● OBJECTIVE:
Wherever the word "addition" appears in a line, copy that line.

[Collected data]

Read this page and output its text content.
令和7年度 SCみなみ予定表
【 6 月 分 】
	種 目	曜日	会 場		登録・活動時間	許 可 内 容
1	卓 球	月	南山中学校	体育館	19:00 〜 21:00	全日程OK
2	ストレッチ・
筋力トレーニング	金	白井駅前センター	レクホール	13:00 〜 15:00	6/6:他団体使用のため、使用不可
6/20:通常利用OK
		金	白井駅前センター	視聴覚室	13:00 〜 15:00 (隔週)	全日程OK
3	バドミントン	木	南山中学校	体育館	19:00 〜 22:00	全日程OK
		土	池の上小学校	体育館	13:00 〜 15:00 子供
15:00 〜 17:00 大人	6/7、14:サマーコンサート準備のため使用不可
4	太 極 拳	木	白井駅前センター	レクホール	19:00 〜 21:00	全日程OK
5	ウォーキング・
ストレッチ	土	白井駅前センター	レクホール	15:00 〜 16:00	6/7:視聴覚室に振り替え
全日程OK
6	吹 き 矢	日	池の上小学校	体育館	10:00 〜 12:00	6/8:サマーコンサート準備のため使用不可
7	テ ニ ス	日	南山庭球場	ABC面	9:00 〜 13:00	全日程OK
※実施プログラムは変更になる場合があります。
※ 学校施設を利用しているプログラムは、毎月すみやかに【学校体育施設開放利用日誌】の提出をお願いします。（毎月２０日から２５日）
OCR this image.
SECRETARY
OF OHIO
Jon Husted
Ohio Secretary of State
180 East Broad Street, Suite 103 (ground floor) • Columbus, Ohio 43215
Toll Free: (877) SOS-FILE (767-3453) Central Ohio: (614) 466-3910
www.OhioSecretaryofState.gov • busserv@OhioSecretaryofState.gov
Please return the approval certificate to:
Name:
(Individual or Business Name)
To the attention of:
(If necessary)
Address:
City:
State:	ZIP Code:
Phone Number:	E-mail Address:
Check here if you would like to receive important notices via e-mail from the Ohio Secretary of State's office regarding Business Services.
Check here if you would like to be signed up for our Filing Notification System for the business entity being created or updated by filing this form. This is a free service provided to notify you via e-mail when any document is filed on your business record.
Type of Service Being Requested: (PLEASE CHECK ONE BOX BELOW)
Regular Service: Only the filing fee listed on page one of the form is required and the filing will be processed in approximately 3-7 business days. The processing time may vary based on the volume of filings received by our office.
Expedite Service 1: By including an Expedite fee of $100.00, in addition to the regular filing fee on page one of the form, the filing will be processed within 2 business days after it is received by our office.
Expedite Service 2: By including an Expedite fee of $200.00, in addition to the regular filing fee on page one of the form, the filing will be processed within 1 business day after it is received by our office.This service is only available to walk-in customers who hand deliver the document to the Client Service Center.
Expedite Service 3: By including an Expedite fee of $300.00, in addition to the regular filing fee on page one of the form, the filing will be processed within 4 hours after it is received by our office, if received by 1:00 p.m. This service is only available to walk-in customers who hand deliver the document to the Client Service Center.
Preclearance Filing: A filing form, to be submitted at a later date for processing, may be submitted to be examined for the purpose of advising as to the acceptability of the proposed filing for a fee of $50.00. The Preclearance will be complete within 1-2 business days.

● SOLUTION FOR THIS EXERCISE:
Expedite Service 1: By including an Expedite fee of $100.00, in addition to the regular filing fee on page one of the form, the filing will be processed within 2 business days after it is received by our office.
Expedite Service 2: By including an Expedite fee of $200.00, in addition to the regular filing fee on page one of the form, the filing will be processed within 1 business day after it is received by our office.This service is only available to walk-in customers who hand deliver the document to the Client Service Center.
Expedite Service 3: By including an Expedite fee of $300.00, in addition to the regular filing fee on page one of the form, the filing will be processed within 4 hours after it is received by our office, if received by 1:00 p.m. This service is only available to walk-in customers who hand deliver the document to the Client Service Center.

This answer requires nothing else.